• **Job**
Take each line that has the word "JSON" and return it.
======== Dataset records ========
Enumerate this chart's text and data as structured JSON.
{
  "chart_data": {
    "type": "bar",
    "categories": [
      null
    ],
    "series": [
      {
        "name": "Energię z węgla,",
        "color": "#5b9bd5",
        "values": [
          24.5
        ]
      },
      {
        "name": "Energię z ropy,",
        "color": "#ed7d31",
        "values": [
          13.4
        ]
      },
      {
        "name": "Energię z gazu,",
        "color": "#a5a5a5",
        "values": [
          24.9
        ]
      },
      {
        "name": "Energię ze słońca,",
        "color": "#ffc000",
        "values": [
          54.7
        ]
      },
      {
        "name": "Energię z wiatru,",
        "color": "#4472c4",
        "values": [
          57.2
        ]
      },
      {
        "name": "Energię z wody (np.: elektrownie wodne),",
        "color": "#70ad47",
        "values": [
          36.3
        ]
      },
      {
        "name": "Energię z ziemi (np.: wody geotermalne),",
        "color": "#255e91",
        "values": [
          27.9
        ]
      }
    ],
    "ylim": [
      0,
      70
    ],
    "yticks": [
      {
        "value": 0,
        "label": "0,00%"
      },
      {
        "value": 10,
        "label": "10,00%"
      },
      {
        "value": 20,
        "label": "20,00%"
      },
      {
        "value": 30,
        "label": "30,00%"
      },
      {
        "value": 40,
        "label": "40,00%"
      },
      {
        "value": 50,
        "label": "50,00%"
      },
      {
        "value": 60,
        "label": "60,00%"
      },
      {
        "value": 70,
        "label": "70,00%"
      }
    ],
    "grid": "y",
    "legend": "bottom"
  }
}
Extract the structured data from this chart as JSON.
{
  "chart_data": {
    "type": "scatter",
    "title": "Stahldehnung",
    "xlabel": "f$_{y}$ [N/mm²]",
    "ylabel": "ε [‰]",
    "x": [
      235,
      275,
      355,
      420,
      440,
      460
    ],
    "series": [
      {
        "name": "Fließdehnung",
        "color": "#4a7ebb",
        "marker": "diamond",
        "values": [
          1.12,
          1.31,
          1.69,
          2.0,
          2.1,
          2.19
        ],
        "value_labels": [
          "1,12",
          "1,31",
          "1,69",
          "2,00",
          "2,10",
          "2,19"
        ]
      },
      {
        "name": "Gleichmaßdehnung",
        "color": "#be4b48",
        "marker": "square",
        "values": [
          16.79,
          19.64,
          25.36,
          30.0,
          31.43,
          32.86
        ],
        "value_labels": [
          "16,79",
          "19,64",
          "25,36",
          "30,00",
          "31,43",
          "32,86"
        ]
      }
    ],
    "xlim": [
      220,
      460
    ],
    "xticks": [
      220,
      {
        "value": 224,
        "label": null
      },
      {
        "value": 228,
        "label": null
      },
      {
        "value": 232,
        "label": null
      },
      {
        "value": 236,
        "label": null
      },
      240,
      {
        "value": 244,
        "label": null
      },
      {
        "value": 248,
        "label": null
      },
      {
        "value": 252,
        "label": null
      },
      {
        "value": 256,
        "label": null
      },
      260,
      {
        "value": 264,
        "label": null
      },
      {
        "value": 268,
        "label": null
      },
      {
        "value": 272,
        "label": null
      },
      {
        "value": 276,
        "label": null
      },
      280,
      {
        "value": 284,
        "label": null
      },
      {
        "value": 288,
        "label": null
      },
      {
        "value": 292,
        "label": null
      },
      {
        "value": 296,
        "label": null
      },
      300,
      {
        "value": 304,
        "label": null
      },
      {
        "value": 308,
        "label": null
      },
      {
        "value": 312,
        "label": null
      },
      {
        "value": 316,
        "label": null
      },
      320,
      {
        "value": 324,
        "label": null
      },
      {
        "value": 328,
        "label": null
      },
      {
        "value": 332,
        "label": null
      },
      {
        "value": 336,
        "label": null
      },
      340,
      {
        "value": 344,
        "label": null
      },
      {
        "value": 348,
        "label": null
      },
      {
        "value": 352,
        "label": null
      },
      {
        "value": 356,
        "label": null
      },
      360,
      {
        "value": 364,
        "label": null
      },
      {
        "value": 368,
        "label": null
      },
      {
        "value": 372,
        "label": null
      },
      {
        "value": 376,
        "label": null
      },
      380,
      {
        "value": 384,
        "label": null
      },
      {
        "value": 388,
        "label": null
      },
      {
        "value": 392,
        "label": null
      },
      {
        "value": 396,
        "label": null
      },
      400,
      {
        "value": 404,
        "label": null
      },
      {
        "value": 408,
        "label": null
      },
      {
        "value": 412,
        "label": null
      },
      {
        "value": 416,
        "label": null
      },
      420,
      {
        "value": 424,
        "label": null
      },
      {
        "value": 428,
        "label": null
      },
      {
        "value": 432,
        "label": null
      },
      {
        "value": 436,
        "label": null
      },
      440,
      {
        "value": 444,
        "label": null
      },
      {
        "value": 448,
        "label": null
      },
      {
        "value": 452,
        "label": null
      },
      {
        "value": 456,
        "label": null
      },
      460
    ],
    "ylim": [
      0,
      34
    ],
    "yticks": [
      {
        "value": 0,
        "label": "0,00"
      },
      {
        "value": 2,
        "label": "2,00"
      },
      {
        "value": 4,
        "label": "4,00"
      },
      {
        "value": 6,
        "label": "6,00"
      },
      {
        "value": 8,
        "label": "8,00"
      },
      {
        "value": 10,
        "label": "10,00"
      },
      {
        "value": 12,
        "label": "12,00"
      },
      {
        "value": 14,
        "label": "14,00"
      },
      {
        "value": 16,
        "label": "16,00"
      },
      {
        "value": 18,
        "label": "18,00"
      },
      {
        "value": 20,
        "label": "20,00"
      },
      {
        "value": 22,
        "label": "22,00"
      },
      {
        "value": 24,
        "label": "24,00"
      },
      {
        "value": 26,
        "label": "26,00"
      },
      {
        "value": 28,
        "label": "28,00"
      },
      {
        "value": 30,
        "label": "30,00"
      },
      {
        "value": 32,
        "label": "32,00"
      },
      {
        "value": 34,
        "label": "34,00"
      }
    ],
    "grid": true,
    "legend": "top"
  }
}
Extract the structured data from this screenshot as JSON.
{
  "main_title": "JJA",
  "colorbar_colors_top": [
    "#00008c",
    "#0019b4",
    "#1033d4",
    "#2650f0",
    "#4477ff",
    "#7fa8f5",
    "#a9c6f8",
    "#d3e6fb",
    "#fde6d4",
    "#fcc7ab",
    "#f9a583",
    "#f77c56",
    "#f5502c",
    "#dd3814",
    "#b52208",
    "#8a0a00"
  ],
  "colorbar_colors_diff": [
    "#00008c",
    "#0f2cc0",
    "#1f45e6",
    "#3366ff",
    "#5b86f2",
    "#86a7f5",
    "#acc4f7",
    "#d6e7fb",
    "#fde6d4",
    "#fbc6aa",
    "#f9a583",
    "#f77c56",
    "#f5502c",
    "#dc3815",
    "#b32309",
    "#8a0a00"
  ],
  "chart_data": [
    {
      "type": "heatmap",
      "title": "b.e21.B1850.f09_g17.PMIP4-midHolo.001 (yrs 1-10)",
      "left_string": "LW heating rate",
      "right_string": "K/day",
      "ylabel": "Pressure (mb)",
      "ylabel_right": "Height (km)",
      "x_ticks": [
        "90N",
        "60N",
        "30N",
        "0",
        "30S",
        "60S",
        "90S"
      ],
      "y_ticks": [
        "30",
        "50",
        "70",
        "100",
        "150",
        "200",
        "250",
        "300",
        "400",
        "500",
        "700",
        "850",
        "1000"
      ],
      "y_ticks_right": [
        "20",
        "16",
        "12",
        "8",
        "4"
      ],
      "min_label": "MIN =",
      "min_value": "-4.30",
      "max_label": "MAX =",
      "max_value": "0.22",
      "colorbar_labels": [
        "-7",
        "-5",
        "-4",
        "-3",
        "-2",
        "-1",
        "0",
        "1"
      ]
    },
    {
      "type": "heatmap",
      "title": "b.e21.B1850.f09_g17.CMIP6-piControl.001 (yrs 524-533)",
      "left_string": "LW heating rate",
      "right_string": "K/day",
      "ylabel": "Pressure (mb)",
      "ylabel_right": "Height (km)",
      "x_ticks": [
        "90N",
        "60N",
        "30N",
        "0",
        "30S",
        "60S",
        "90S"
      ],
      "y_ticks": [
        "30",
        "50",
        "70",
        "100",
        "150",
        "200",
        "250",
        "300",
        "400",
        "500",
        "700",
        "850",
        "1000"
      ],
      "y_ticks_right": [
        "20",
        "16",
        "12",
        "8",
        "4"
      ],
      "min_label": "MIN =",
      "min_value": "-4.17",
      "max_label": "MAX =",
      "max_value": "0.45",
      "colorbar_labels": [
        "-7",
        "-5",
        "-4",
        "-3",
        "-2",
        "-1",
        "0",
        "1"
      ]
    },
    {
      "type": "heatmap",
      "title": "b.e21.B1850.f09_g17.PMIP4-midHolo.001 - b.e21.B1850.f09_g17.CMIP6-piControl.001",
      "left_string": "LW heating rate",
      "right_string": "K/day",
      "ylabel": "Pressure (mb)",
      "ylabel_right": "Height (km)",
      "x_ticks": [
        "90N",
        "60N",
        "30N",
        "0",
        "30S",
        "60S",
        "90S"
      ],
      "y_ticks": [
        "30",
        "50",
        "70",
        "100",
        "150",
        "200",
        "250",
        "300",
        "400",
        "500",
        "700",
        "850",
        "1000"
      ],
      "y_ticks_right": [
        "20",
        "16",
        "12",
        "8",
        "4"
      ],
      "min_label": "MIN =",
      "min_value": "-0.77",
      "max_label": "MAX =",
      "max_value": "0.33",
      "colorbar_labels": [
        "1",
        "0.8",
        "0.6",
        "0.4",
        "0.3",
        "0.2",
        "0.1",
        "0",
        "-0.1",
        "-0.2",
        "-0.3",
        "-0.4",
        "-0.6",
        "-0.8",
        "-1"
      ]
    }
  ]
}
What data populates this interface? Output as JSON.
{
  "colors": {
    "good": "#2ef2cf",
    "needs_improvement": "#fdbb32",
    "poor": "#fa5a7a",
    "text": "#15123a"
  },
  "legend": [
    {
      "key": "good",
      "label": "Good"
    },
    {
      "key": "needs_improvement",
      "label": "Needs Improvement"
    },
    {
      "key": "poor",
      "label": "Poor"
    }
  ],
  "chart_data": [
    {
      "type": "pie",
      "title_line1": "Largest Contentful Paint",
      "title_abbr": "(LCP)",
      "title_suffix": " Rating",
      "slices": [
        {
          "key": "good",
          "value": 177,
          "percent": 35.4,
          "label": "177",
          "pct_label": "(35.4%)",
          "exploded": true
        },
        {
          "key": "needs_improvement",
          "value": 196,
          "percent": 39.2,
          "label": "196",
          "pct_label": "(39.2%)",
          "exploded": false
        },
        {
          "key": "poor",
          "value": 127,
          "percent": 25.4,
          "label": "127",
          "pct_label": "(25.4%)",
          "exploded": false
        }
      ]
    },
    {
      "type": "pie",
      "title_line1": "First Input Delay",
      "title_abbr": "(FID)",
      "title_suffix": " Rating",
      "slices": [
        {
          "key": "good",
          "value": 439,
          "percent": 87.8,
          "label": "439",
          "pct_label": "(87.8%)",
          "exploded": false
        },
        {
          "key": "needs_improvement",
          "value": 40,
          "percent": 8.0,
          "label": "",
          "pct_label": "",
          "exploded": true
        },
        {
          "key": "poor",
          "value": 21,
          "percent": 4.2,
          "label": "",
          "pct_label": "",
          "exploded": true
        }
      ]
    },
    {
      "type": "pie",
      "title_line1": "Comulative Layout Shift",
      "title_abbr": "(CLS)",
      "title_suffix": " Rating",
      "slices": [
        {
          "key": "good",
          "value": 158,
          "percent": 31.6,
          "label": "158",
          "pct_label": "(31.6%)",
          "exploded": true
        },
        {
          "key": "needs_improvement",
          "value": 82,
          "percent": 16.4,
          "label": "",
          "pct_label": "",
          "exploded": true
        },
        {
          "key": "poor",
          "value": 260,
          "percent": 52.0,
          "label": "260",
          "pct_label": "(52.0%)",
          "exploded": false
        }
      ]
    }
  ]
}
========
• **Answer**
Enumerate this chart's text and data as structured JSON.
Extract the structured data from this chart as JSON.
Extract the structured data from this screenshot as JSON.
What data populates this interface? Output as JSON.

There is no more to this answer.